任务要求: 把下面所有条目的每一行整理成 Markdown 表格，分“序号”和“条目内容”两列，空行不要放进去。

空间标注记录

- - - -

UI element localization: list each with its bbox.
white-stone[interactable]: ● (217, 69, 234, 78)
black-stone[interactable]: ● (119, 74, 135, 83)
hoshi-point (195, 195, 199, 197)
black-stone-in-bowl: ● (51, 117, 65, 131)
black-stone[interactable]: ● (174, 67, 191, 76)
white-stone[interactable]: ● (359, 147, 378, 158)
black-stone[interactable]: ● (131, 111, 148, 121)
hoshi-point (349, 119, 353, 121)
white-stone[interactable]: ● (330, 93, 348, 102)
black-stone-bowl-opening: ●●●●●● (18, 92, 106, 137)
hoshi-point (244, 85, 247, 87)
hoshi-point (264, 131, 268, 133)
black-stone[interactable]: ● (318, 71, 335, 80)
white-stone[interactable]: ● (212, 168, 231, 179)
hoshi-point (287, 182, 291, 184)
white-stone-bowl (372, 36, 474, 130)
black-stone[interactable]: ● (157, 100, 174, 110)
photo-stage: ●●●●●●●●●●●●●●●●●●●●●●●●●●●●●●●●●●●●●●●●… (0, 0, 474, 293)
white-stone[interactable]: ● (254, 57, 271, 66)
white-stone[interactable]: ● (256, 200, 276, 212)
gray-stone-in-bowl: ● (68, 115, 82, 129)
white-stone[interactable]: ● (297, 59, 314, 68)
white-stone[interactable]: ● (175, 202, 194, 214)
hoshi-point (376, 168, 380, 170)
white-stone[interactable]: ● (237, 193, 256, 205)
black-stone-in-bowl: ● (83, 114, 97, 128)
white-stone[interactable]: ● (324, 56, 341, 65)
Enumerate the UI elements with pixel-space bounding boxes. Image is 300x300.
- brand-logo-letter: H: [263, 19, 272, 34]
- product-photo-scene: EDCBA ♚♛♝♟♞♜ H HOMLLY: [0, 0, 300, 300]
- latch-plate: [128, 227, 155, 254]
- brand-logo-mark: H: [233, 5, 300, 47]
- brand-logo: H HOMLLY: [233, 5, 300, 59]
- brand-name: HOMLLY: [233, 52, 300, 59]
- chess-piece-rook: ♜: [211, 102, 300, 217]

- - - -

参考答案:
| 序号 | 条目内容 |
|---|---|
| 1 | UI element localization: list each with its bbox. |
| 2 | white-stone[interactable]: ● (217, 69, 234, 78) |
| 3 | black-stone[interactable]: ● (119, 74, 135, 83) |
| 4 | hoshi-point (195, 195, 199, 197) |
| 5 | black-stone-in-bowl: ● (51, 117, 65, 131) |
| 6 | black-stone[interactable]: ● (174, 67, 191, 76) |
| 7 | white-stone[interactable]: ● (359, 147, 378, 158) |
| 8 | black-stone[interactable]: ● (131, 111, 148, 121) |
| 9 | hoshi-point (349, 119, 353, 121) |
| 10 | white-stone[interactable]: ● (330, 93, 348, 102) |
| 11 | black-stone-bowl-opening: ●●●●●● (18, 92, 106, 137) |
| 12 | hoshi-point (244, 85, 247, 87) |
| 13 | hoshi-point (264, 131, 268, 133) |
| 14 | black-stone[interactable]: ● (318, 71, 335, 80) |
| 15 | white-stone[interactable]: ● (212, 168, 231, 179) |
| 16 | hoshi-point (287, 182, 291, 184) |
| 17 | white-stone-bowl (372, 36, 474, 130) |
| 18 | black-stone[interactable]: ● (157, 100, 174, 110) |
| 19 | photo-stage: ●●●●●●●●●●●●●●●●●●●●●●●●●●●●●●●●●●●●●●●●… (0, 0, 474, 293) |
| 20 | white-stone[interactable]: ● (254, 57, 271, 66) |
| 21 | white-stone[interactable]: ● (256, 200, 276, 212) |
| 22 | gray-stone-in-bowl: ● (68, 115, 82, 129) |
| 23 | white-stone[interactable]: ● (297, 59, 314, 68) |
| 24 | white-stone[interactable]: ● (175, 202, 194, 214) |
| 25 | hoshi-point (376, 168, 380, 170) |
| 26 | white-stone[interactable]: ● (237, 193, 256, 205) |
| 27 | black-stone-in-bowl: ● (83, 114, 97, 128) |
| 28 | white-stone[interactable]: ● (324, 56, 341, 65) |
| 29 | Enumerate the UI elements with pixel-space bounding boxes. Image is 300x300. |
| 30 | - brand-logo-letter: H: [263, 19, 272, 34] |
| 31 | - product-photo-scene: EDCBA ♚♛♝♟♞♜ H HOMLLY: [0, 0, 300, 300] |
| 32 | - latch-plate: [128, 227, 155, 254] |
| 33 | - brand-logo-mark: H: [233, 5, 300, 47] |
| 34 | - brand-logo: H HOMLLY: [233, 5, 300, 59] |
| 35 | - brand-name: HOMLLY: [233, 52, 300, 59] |
| 36 | - chess-piece-rook: ♜: [211, 102, 300, 217] |